§ **Given task**:
Restate all the material verbatim, except for the pictures.

--- begin ---

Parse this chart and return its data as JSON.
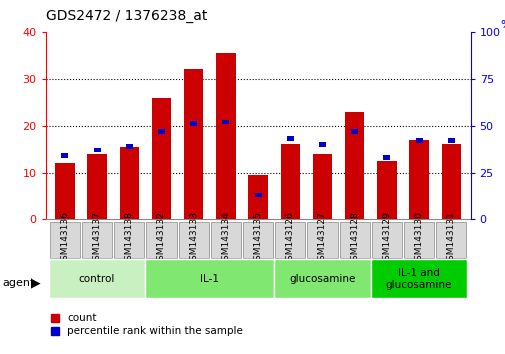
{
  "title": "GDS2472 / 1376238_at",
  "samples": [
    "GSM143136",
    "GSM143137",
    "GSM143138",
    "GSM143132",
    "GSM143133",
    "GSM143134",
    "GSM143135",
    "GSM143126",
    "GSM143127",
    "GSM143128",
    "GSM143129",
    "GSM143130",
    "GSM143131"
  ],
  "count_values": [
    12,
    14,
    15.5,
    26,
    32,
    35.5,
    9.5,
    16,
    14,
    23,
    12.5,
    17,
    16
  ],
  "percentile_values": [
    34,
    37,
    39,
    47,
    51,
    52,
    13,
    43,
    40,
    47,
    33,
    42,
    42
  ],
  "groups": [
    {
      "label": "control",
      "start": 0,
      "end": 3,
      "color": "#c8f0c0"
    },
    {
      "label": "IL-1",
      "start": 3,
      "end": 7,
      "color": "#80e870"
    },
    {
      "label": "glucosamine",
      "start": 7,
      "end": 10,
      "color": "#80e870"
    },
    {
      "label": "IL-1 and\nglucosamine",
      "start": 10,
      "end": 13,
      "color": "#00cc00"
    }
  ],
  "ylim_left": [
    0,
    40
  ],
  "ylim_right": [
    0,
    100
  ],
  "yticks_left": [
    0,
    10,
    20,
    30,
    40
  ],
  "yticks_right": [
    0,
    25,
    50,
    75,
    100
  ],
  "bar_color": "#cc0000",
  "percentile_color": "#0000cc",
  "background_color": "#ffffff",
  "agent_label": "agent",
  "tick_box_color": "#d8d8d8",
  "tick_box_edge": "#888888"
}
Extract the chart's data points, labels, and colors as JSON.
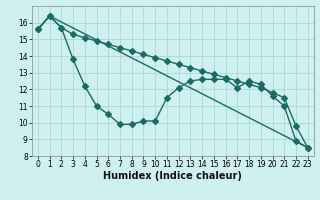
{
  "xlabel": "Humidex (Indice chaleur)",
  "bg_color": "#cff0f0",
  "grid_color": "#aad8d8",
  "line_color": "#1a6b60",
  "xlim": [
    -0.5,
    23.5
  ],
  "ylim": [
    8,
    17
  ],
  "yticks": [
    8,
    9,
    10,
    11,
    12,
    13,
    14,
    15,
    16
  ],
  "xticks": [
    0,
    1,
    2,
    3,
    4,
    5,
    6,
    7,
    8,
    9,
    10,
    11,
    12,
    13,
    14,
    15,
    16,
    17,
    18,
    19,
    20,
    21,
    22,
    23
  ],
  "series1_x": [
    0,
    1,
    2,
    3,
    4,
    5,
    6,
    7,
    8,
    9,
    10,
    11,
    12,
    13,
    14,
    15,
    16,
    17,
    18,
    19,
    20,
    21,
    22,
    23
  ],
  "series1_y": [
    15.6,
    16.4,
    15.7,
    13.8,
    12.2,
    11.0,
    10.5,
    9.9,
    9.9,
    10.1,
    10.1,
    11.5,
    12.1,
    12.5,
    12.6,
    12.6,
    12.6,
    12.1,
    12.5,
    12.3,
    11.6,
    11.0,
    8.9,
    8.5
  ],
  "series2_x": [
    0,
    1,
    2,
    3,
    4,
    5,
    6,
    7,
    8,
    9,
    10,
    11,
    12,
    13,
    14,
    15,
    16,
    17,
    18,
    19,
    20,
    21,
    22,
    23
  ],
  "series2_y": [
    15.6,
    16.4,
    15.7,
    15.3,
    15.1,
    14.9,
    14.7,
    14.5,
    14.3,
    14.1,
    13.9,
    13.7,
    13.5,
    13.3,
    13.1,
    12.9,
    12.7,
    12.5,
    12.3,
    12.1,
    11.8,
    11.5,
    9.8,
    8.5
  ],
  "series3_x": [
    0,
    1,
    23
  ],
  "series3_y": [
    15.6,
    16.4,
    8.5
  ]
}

--- end ---

§ **Written solution**:
Parse this chart and return its data as JSON.
{
  "title": "GDS2472 / 1376238_at",
  "samples": [
    "GSM143136",
    "GSM143137",
    "GSM143138",
    "GSM143132",
    "GSM143133",
    "GSM143134",
    "GSM143135",
    "GSM143126",
    "GSM143127",
    "GSM143128",
    "GSM143129",
    "GSM143130",
    "GSM143131"
  ],
  "count_values": [
    12,
    14,
    15.5,
    26,
    32,
    35.5,
    9.5,
    16,
    14,
    23,
    12.5,
    17,
    16
  ],
  "percentile_values": [
    34,
    37,
    39,
    47,
    51,
    52,
    13,
    43,
    40,
    47,
    33,
    42,
    42
  ],
  "groups": [
    {
      "label": "control",
      "start": 0,
      "end": 3,
      "color": "#c8f0c0"
    },
    {
      "label": "IL-1",
      "start": 3,
      "end": 7,
      "color": "#80e870"
    },
    {
      "label": "glucosamine",
      "start": 7,
      "end": 10,
      "color": "#80e870"
    },
    {
      "label": "IL-1 and\nglucosamine",
      "start": 10,
      "end": 13,
      "color": "#00cc00"
    }
  ],
  "ylim_left": [
    0,
    40
  ],
  "ylim_right": [
    0,
    100
  ],
  "yticks_left": [
    0,
    10,
    20,
    30,
    40
  ],
  "yticks_right": [
    0,
    25,
    50,
    75,
    100
  ],
  "bar_color": "#cc0000",
  "percentile_color": "#0000cc",
  "background_color": "#ffffff",
  "agent_label": "agent",
  "tick_box_color": "#d8d8d8",
  "tick_box_edge": "#888888"
}
Extract the chart's data points, labels, and colors as JSON.
{
  "xlabel": "Humidex (Indice chaleur)",
  "bg_color": "#cff0f0",
  "grid_color": "#aad8d8",
  "line_color": "#1a6b60",
  "xlim": [
    -0.5,
    23.5
  ],
  "ylim": [
    8,
    17
  ],
  "yticks": [
    8,
    9,
    10,
    11,
    12,
    13,
    14,
    15,
    16
  ],
  "xticks": [
    0,
    1,
    2,
    3,
    4,
    5,
    6,
    7,
    8,
    9,
    10,
    11,
    12,
    13,
    14,
    15,
    16,
    17,
    18,
    19,
    20,
    21,
    22,
    23
  ],
  "series1_x": [
    0,
    1,
    2,
    3,
    4,
    5,
    6,
    7,
    8,
    9,
    10,
    11,
    12,
    13,
    14,
    15,
    16,
    17,
    18,
    19,
    20,
    21,
    22,
    23
  ],
  "series1_y": [
    15.6,
    16.4,
    15.7,
    13.8,
    12.2,
    11.0,
    10.5,
    9.9,
    9.9,
    10.1,
    10.1,
    11.5,
    12.1,
    12.5,
    12.6,
    12.6,
    12.6,
    12.1,
    12.5,
    12.3,
    11.6,
    11.0,
    8.9,
    8.5
  ],
  "series2_x": [
    0,
    1,
    2,
    3,
    4,
    5,
    6,
    7,
    8,
    9,
    10,
    11,
    12,
    13,
    14,
    15,
    16,
    17,
    18,
    19,
    20,
    21,
    22,
    23
  ],
  "series2_y": [
    15.6,
    16.4,
    15.7,
    15.3,
    15.1,
    14.9,
    14.7,
    14.5,
    14.3,
    14.1,
    13.9,
    13.7,
    13.5,
    13.3,
    13.1,
    12.9,
    12.7,
    12.5,
    12.3,
    12.1,
    11.8,
    11.5,
    9.8,
    8.5
  ],
  "series3_x": [
    0,
    1,
    23
  ],
  "series3_y": [
    15.6,
    16.4,
    8.5
  ]
}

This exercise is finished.